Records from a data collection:
↓↓↓

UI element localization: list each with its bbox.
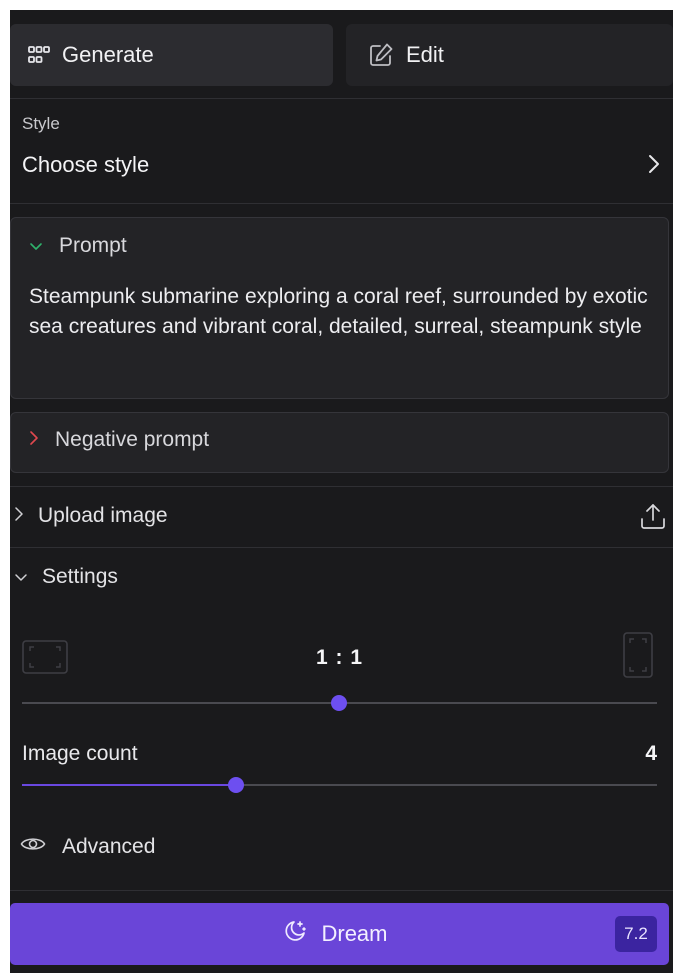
chevron-right-icon	[29, 428, 39, 452]
negative-prompt-label: Negative prompt	[55, 428, 210, 451]
image-count-label: Image count	[22, 742, 138, 765]
upload-image-toggle[interactable]: Upload image	[14, 504, 168, 528]
advanced-label: Advanced	[62, 835, 156, 858]
settings-label: Settings	[42, 565, 118, 588]
eye-icon	[20, 835, 46, 859]
moon-stars-icon	[283, 919, 307, 949]
divider	[10, 547, 673, 548]
prompt-card: Prompt Steampunk submarine exploring a c…	[10, 217, 669, 399]
aspect-ratio-thumb[interactable]	[331, 695, 347, 711]
divider	[10, 486, 673, 487]
dream-cost-badge: 7.2	[615, 916, 657, 952]
style-label: Style	[22, 114, 60, 133]
tab-generate[interactable]: Generate	[10, 24, 333, 86]
chevron-right-icon	[14, 504, 24, 528]
portrait-ratio-icon[interactable]	[623, 632, 653, 683]
dream-label: Dream	[321, 921, 388, 946]
style-value: Choose style	[22, 152, 150, 177]
prompt-header[interactable]: Prompt	[29, 234, 127, 258]
aspect-ratio-value: 1 : 1	[316, 646, 364, 669]
chevron-down-icon	[29, 234, 43, 258]
tab-edit-label: Edit	[406, 42, 444, 67]
dream-button[interactable]: Dream 7.2	[10, 903, 669, 965]
mode-tabs: Generate Edit	[10, 24, 673, 86]
divider	[10, 203, 673, 204]
image-count-thumb[interactable]	[228, 777, 244, 793]
prompt-header-label: Prompt	[59, 234, 127, 257]
upload-image-label: Upload image	[38, 504, 168, 527]
prompt-textarea[interactable]: Steampunk submarine exploring a coral re…	[29, 282, 657, 342]
image-count-value: 4	[645, 742, 657, 765]
tab-generate-label: Generate	[62, 42, 154, 67]
landscape-ratio-icon[interactable]	[22, 640, 68, 679]
generation-panel: Generate Edit Style Choose style Prompt …	[10, 10, 673, 973]
settings-toggle[interactable]: Settings	[14, 565, 118, 589]
advanced-toggle[interactable]: Advanced	[20, 835, 155, 859]
pencil-square-icon	[368, 42, 394, 68]
divider	[10, 98, 673, 99]
image-count-fill	[22, 784, 236, 786]
grid-icon	[28, 46, 50, 64]
chevron-down-icon	[14, 565, 28, 589]
divider	[10, 890, 673, 891]
negative-prompt-card[interactable]: Negative prompt	[10, 412, 669, 473]
chevron-right-icon	[647, 153, 661, 180]
upload-icon[interactable]	[639, 501, 667, 536]
negative-prompt-header[interactable]: Negative prompt	[29, 428, 209, 452]
tab-edit[interactable]: Edit	[346, 24, 673, 86]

↑↑↑

--- SHORT TASK ---
Rename every "chevron-right-icon" to "arrow-right-icon" throughout the records. Reproduce all other lines unchanged and leave out the pictures.

--- SOLUTION TO THIS EXERCISE ---
UI element localization: list each with its bbox.
arrow-right-icon	[29, 428, 39, 452]
negative-prompt-label: Negative prompt	[55, 428, 210, 451]
image-count-label: Image count	[22, 742, 138, 765]
upload-image-toggle[interactable]: Upload image	[14, 504, 168, 528]
advanced-label: Advanced	[62, 835, 156, 858]
settings-label: Settings	[42, 565, 118, 588]
eye-icon	[20, 835, 46, 859]
moon-stars-icon	[283, 919, 307, 949]
divider	[10, 547, 673, 548]
prompt-card: Prompt Steampunk submarine exploring a c…	[10, 217, 669, 399]
aspect-ratio-thumb[interactable]	[331, 695, 347, 711]
divider	[10, 486, 673, 487]
dream-cost-badge: 7.2	[615, 916, 657, 952]
style-label: Style	[22, 114, 60, 133]
tab-generate[interactable]: Generate	[10, 24, 333, 86]
arrow-right-icon	[14, 504, 24, 528]
portrait-ratio-icon[interactable]	[623, 632, 653, 683]
dream-label: Dream	[321, 921, 388, 946]
style-value: Choose style	[22, 152, 150, 177]
prompt-header[interactable]: Prompt	[29, 234, 127, 258]
aspect-ratio-value: 1 : 1	[316, 646, 364, 669]
chevron-down-icon	[29, 234, 43, 258]
tab-edit-label: Edit	[406, 42, 444, 67]
dream-button[interactable]: Dream 7.2	[10, 903, 669, 965]
mode-tabs: Generate Edit	[10, 24, 673, 86]
divider	[10, 203, 673, 204]
image-count-thumb[interactable]	[228, 777, 244, 793]
prompt-header-label: Prompt	[59, 234, 127, 257]
upload-image-label: Upload image	[38, 504, 168, 527]
prompt-textarea[interactable]: Steampunk submarine exploring a coral re…	[29, 282, 657, 342]
image-count-value: 4	[645, 742, 657, 765]
tab-generate-label: Generate	[62, 42, 154, 67]
landscape-ratio-icon[interactable]	[22, 640, 68, 679]
generation-panel: Generate Edit Style Choose style Prompt …	[10, 10, 673, 973]
settings-toggle[interactable]: Settings	[14, 565, 118, 589]
advanced-toggle[interactable]: Advanced	[20, 835, 155, 859]
pencil-square-icon	[368, 42, 394, 68]
divider	[10, 98, 673, 99]
image-count-fill	[22, 784, 236, 786]
grid-icon	[28, 46, 50, 64]
chevron-down-icon	[14, 565, 28, 589]
divider	[10, 890, 673, 891]
negative-prompt-card[interactable]: Negative prompt	[10, 412, 669, 473]
arrow-right-icon	[647, 153, 661, 180]
upload-icon[interactable]	[639, 501, 667, 536]
negative-prompt-header[interactable]: Negative prompt	[29, 428, 209, 452]
tab-edit[interactable]: Edit	[346, 24, 673, 86]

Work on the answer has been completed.